» INSTRUCTIONS TO FOLLOW: Your task is to repeat the listing exactly.

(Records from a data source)
————

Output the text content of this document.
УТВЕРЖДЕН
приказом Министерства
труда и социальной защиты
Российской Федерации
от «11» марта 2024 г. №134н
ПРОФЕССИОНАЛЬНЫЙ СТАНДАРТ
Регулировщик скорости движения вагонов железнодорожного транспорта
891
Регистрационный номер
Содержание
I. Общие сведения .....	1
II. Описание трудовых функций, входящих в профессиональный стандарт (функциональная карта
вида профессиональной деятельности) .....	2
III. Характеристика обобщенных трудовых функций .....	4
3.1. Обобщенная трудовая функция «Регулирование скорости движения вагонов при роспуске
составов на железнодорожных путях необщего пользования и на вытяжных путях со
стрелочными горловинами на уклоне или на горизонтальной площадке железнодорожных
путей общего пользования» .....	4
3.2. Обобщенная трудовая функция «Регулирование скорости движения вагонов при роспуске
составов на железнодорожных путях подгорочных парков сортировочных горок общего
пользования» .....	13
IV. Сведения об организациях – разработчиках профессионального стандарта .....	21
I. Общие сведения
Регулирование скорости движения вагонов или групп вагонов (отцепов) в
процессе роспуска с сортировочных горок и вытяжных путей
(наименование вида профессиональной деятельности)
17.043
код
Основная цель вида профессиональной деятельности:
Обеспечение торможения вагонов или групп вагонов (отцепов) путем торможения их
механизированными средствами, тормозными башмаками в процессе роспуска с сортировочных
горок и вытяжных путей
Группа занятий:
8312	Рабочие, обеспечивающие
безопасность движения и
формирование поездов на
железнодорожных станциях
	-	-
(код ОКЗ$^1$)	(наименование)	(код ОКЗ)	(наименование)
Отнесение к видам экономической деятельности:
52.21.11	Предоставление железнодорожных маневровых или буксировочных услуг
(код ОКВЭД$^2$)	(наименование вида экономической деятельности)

————

» REPLY TO THE TASK:
Output the text content of this document.
УТВЕРЖДЕН
приказом Министерства
труда и социальной защиты
Российской Федерации
от «11» марта 2024 г. №134н
ПРОФЕССИОНАЛЬНЫЙ СТАНДАРТ
Регулировщик скорости движения вагонов железнодорожного транспорта
891
Регистрационный номер
Содержание
I. Общие сведения .....	1
II. Описание трудовых функций, входящих в профессиональный стандарт (функциональная карта
вида профессиональной деятельности) .....	2
III. Характеристика обобщенных трудовых функций .....	4
3.1. Обобщенная трудовая функция «Регулирование скорости движения вагонов при роспуске
составов на железнодорожных путях необщего пользования и на вытяжных путях со
стрелочными горловинами на уклоне или на горизонтальной площадке железнодорожных
путей общего пользования» .....	4
3.2. Обобщенная трудовая функция «Регулирование скорости движения вагонов при роспуске
составов на железнодорожных путях подгорочных парков сортировочных горок общего
пользования» .....	13
IV. Сведения об организациях – разработчиках профессионального стандарта .....	21
I. Общие сведения
Регулирование скорости движения вагонов или групп вагонов (отцепов) в
процессе роспуска с сортировочных горок и вытяжных путей
(наименование вида профессиональной деятельности)
17.043
код
Основная цель вида профессиональной деятельности:
Обеспечение торможения вагонов или групп вагонов (отцепов) путем торможения их
механизированными средствами, тормозными башмаками в процессе роспуска с сортировочных
горок и вытяжных путей
Группа занятий:
8312	Рабочие, обеспечивающие
безопасность движения и
формирование поездов на
железнодорожных станциях
	-	-
(код ОКЗ$^1$)	(наименование)	(код ОКЗ)	(наименование)
Отнесение к видам экономической деятельности:
52.21.11	Предоставление железнодорожных маневровых или буксировочных услуг
(код ОКВЭД$^2$)	(наименование вида экономической деятельности)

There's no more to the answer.